▶ [To be done]: In the entries below, find every line with "serai" and copy it.

▶ [Record extracts]:
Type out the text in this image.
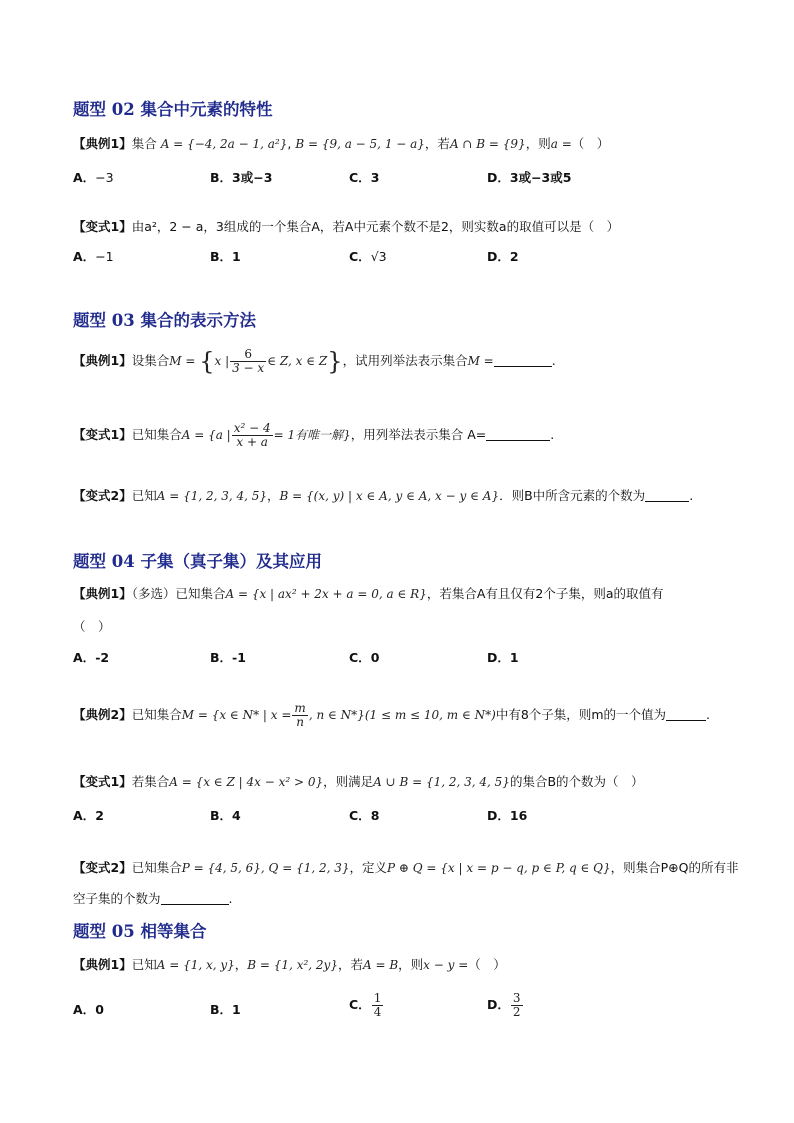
题型 02 集合中元素的特性
【典例1】集合 A = {−4, 2a − 1, a²}, B = {9, a − 5, 1 − a}，若A ∩ B = {9}，则a =（　）
A．−3	B．3或−3	C．3	D．3或−3或5
【变式1】由a²，2 − a，3组成的一个集合A，若A中元素个数不是2，则实数a的取值可以是（　）
A．−1	B．1	C．√3	D．2
题型 03 集合的表示方法
【典例1】设集合M = {x | $\frac{6}{3 - x}$ ∈ Z, x ∈ Z}，试用列举法表示集合M =	.
【变式1】已知集合A = {a | $\frac{\text{x² − 4}}{x + a} = 1$有唯一解}，用列举法表示集合 A=	.
【变式2】已知A = {1, 2, 3, 4, 5}，B = {(x, y) | x ∈ A, y ∈ A, x − y ∈ A}．则B中所含元素的个数为	.
题型 04 子集（真子集）及其应用
【典例1】（多选）已知集合A = {x | ax² + 2x + a = 0, a ∈ R}，若集合A有且仅有2个子集，则a的取值有
（　）
A．-2	B．-1	C．0	D．1
【典例2】已知集合M = {x ∈ N* | $x = \frac{m}{n}$ , n ∈ N*}(1 ≤ m ≤ 10, m ∈ N*)中有8个子集，则m的一个值为	.
【变式1】若集合A = {x ∈ Z | 4x − x² > 0}，则满足A ∪ B = {1, 2, 3, 4, 5}的集合B的个数为（　）
A．2	B．4	C．8	D．16
【变式2】已知集合P = {4, 5, 6}, Q = {1, 2, 3}，定义P ⊕ Q = {x | x = p − q, p ∈ P, q ∈ Q}，则集合P⊕Q的所有非
空子集的个数为	.
题型 05 相等集合
【典例1】已知A = {1, x, y}，B = {1, x², 2y}，若A = B，则x − y =（　）
A．0	B．1	C． $\frac{1}{4}$	D． $\frac{3}{2}$
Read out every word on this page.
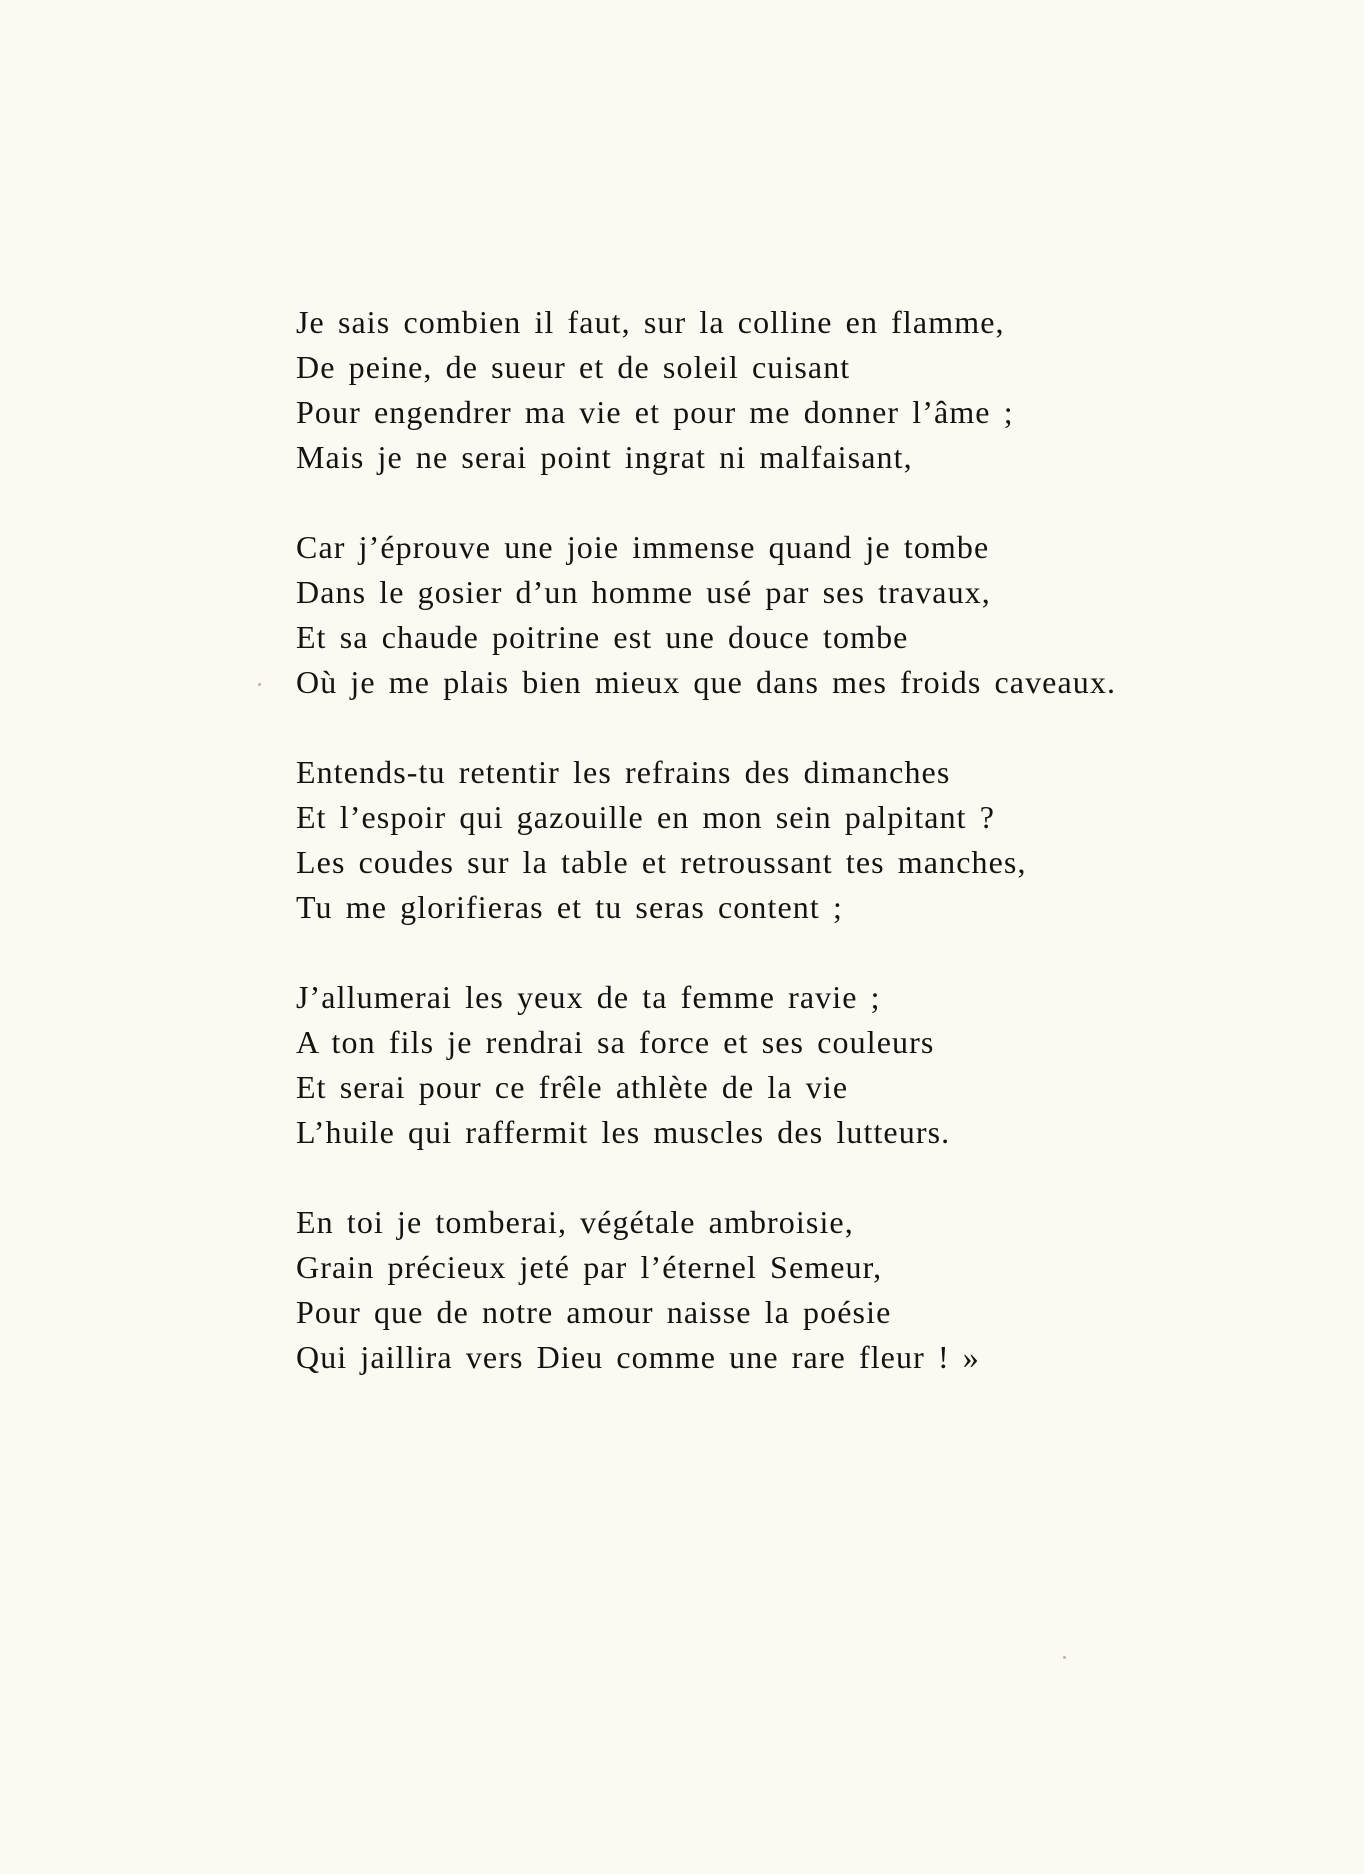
Je sais combien il faut, sur la colline en flamme,
De peine, de sueur et de soleil cuisant
Pour engendrer ma vie et pour me donner l’âme ;
Mais je ne serai point ingrat ni malfaisant,
Car j’éprouve une joie immense quand je tombe
Dans le gosier d’un homme usé par ses travaux,
Et sa chaude poitrine est une douce tombe
Où je me plais bien mieux que dans mes froids caveaux.
Entends-tu retentir les refrains des dimanches
Et l’espoir qui gazouille en mon sein palpitant ?
Les coudes sur la table et retroussant tes manches,
Tu me glorifieras et tu seras content ;
J’allumerai les yeux de ta femme ravie ;
A ton fils je rendrai sa force et ses couleurs
Et serai pour ce frêle athlète de la vie
L’huile qui raffermit les muscles des lutteurs.
En toi je tomberai, végétale ambroisie,
Grain précieux jeté par l’éternel Semeur,
Pour que de notre amour naisse la poésie
Qui jaillira vers Dieu comme une rare fleur ! »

▶ [Solution for this exercise]:
Mais je ne serai point ingrat ni malfaisant,
Et serai pour ce frêle athlète de la vie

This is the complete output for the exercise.